- _REQUIRED TASK_: The listing below should be printed exactly, every line of it. Skip the pictures.

- _INPUT ROWS_:
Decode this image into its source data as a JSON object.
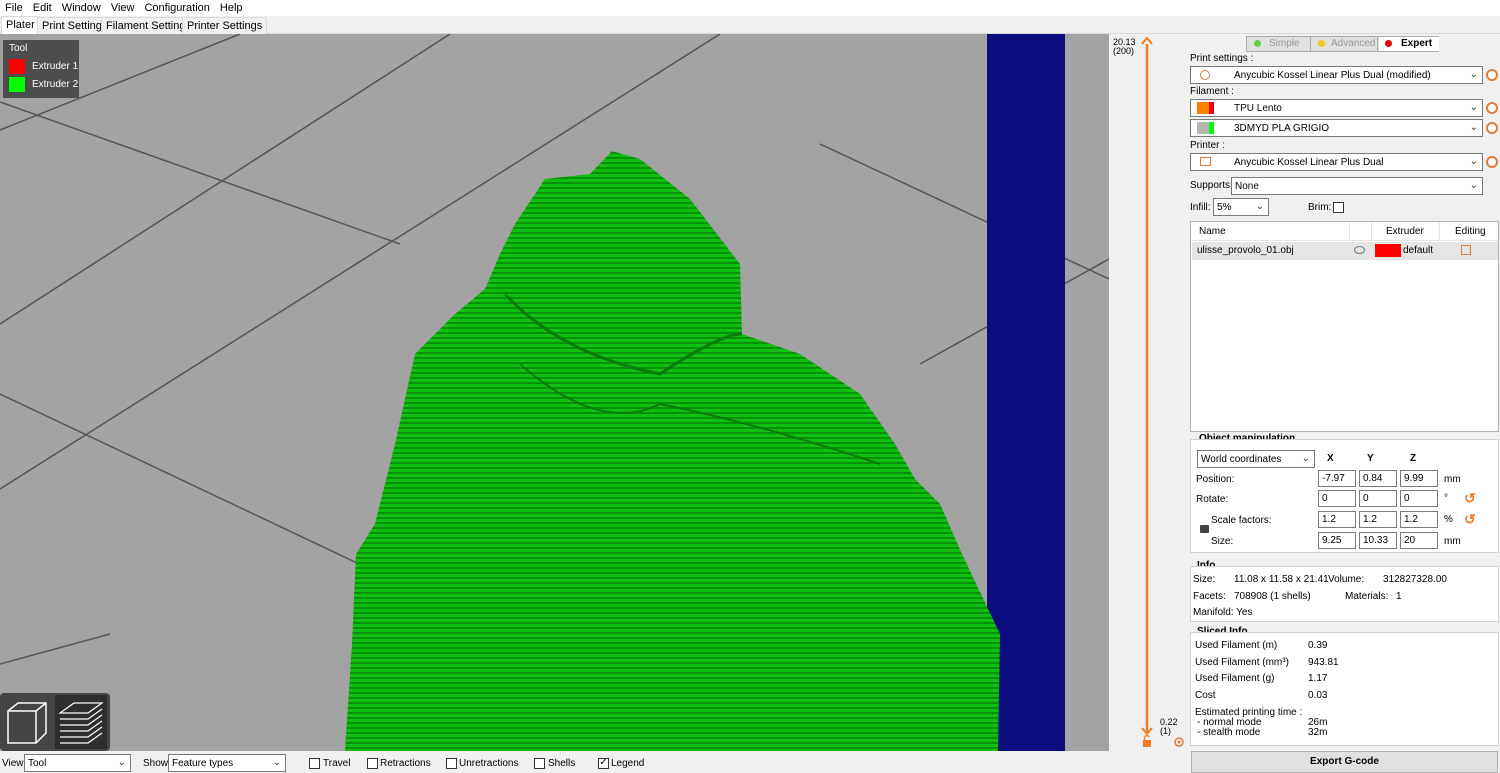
{
  "menu": [
    "File",
    "Edit",
    "Window",
    "View",
    "Configuration",
    "Help"
  ],
  "tabs": [
    "Plater",
    "Print Settings",
    "Filament Settings",
    "Printer Settings"
  ],
  "legend": {
    "title": "Tool",
    "items": [
      {
        "label": "Extruder 1",
        "color": "#ff0000"
      },
      {
        "label": "Extruder 2",
        "color": "#00ff00"
      }
    ]
  },
  "layer_slider": {
    "top_value": "20.13",
    "top_layer": "(200)",
    "bottom_value": "0.22",
    "bottom_layer": "(1)",
    "accent": "#f47b20"
  },
  "mode": {
    "simple": "Simple",
    "advanced": "Advanced",
    "expert": "Expert",
    "simple_color": "#61d13e",
    "advanced_color": "#f5c518",
    "expert_color": "#e00000"
  },
  "print_settings": {
    "label": "Print settings :",
    "value": "Anycubic Kossel Linear Plus Dual (modified)"
  },
  "filament": {
    "label": "Filament :",
    "items": [
      {
        "value": "TPU Lento",
        "color": "#ff7f00",
        "ext_color": "#ff0000"
      },
      {
        "value": "3DMYD PLA GRIGIO",
        "color": "#b5b5b5",
        "ext_color": "#00ff00"
      }
    ]
  },
  "printer": {
    "label": "Printer :",
    "value": "Anycubic Kossel Linear Plus Dual"
  },
  "supports": {
    "label": "Supports:",
    "value": "None"
  },
  "infill": {
    "label": "Infill:",
    "value": "5%"
  },
  "brim": {
    "label": "Brim:",
    "checked": false
  },
  "object_list": {
    "headers": [
      "Name",
      "Extruder",
      "Editing"
    ],
    "rows": [
      {
        "name": "ulisse_provolo_01.obj",
        "extruder": "default",
        "extruder_color": "#ff0000"
      }
    ]
  },
  "object_manipulation": {
    "title": "Object manipulation",
    "coord_system": "World coordinates",
    "axes": [
      "X",
      "Y",
      "Z"
    ],
    "rows": [
      {
        "label": "Position:",
        "values": [
          "-7.97",
          "0.84",
          "9.99"
        ],
        "unit": "mm"
      },
      {
        "label": "Rotate:",
        "values": [
          "0",
          "0",
          "0"
        ],
        "unit": "°"
      },
      {
        "label": "Scale factors:",
        "values": [
          "1.2",
          "1.2",
          "1.2"
        ],
        "unit": "%"
      },
      {
        "label": "Size:",
        "values": [
          "9.25",
          "10.33",
          "20"
        ],
        "unit": "mm"
      }
    ]
  },
  "info": {
    "title": "Info",
    "size_label": "Size:",
    "size_value": "11.08 x 11.58 x 21.41",
    "volume_label": "Volume:",
    "volume_value": "312827328.00",
    "facets_label": "Facets:",
    "facets_value": "708908 (1 shells)",
    "materials_label": "Materials:",
    "materials_value": "1",
    "manifold": "Manifold: Yes"
  },
  "sliced_info": {
    "title": "Sliced Info",
    "rows": [
      {
        "label": "Used Filament (m)",
        "value": "0.39"
      },
      {
        "label": "Used Filament (mm³)",
        "value": "943.81"
      },
      {
        "label": "Used Filament (g)",
        "value": "1.17"
      },
      {
        "label": "Cost",
        "value": "0.03"
      }
    ],
    "time_label": "Estimated printing time :",
    "normal_label": "- normal mode",
    "normal_value": "26m",
    "stealth_label": "- stealth mode",
    "stealth_value": "32m"
  },
  "export_button": "Export G-code",
  "bottom": {
    "view_label": "View",
    "view_value": "Tool",
    "show_label": "Show",
    "show_value": "Feature types",
    "checks": [
      {
        "label": "Travel",
        "checked": false
      },
      {
        "label": "Retractions",
        "checked": false
      },
      {
        "label": "Unretractions",
        "checked": false
      },
      {
        "label": "Shells",
        "checked": false
      },
      {
        "label": "Legend",
        "checked": true
      }
    ]
  }
}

- _SOLUTION FOR THIS EXERCISE_:
Decode this image into its source data as a JSON object.
{
  "menu": [
    "File",
    "Edit",
    "Window",
    "View",
    "Configuration",
    "Help"
  ],
  "tabs": [
    "Plater",
    "Print Settings",
    "Filament Settings",
    "Printer Settings"
  ],
  "legend": {
    "title": "Tool",
    "items": [
      {
        "label": "Extruder 1",
        "color": "#ff0000"
      },
      {
        "label": "Extruder 2",
        "color": "#00ff00"
      }
    ]
  },
  "layer_slider": {
    "top_value": "20.13",
    "top_layer": "(200)",
    "bottom_value": "0.22",
    "bottom_layer": "(1)",
    "accent": "#f47b20"
  },
  "mode": {
    "simple": "Simple",
    "advanced": "Advanced",
    "expert": "Expert",
    "simple_color": "#61d13e",
    "advanced_color": "#f5c518",
    "expert_color": "#e00000"
  },
  "print_settings": {
    "label": "Print settings :",
    "value": "Anycubic Kossel Linear Plus Dual (modified)"
  },
  "filament": {
    "label": "Filament :",
    "items": [
      {
        "value": "TPU Lento",
        "color": "#ff7f00",
        "ext_color": "#ff0000"
      },
      {
        "value": "3DMYD PLA GRIGIO",
        "color": "#b5b5b5",
        "ext_color": "#00ff00"
      }
    ]
  },
  "printer": {
    "label": "Printer :",
    "value": "Anycubic Kossel Linear Plus Dual"
  },
  "supports": {
    "label": "Supports:",
    "value": "None"
  },
  "infill": {
    "label": "Infill:",
    "value": "5%"
  },
  "brim": {
    "label": "Brim:",
    "checked": false
  },
  "object_list": {
    "headers": [
      "Name",
      "Extruder",
      "Editing"
    ],
    "rows": [
      {
        "name": "ulisse_provolo_01.obj",
        "extruder": "default",
        "extruder_color": "#ff0000"
      }
    ]
  },
  "object_manipulation": {
    "title": "Object manipulation",
    "coord_system": "World coordinates",
    "axes": [
      "X",
      "Y",
      "Z"
    ],
    "rows": [
      {
        "label": "Position:",
        "values": [
          "-7.97",
          "0.84",
          "9.99"
        ],
        "unit": "mm"
      },
      {
        "label": "Rotate:",
        "values": [
          "0",
          "0",
          "0"
        ],
        "unit": "°"
      },
      {
        "label": "Scale factors:",
        "values": [
          "1.2",
          "1.2",
          "1.2"
        ],
        "unit": "%"
      },
      {
        "label": "Size:",
        "values": [
          "9.25",
          "10.33",
          "20"
        ],
        "unit": "mm"
      }
    ]
  },
  "info": {
    "title": "Info",
    "size_label": "Size:",
    "size_value": "11.08 x 11.58 x 21.41",
    "volume_label": "Volume:",
    "volume_value": "312827328.00",
    "facets_label": "Facets:",
    "facets_value": "708908 (1 shells)",
    "materials_label": "Materials:",
    "materials_value": "1",
    "manifold": "Manifold: Yes"
  },
  "sliced_info": {
    "title": "Sliced Info",
    "rows": [
      {
        "label": "Used Filament (m)",
        "value": "0.39"
      },
      {
        "label": "Used Filament (mm³)",
        "value": "943.81"
      },
      {
        "label": "Used Filament (g)",
        "value": "1.17"
      },
      {
        "label": "Cost",
        "value": "0.03"
      }
    ],
    "time_label": "Estimated printing time :",
    "normal_label": "- normal mode",
    "normal_value": "26m",
    "stealth_label": "- stealth mode",
    "stealth_value": "32m"
  },
  "export_button": "Export G-code",
  "bottom": {
    "view_label": "View",
    "view_value": "Tool",
    "show_label": "Show",
    "show_value": "Feature types",
    "checks": [
      {
        "label": "Travel",
        "checked": false
      },
      {
        "label": "Retractions",
        "checked": false
      },
      {
        "label": "Unretractions",
        "checked": false
      },
      {
        "label": "Shells",
        "checked": false
      },
      {
        "label": "Legend",
        "checked": true
      }
    ]
  }
}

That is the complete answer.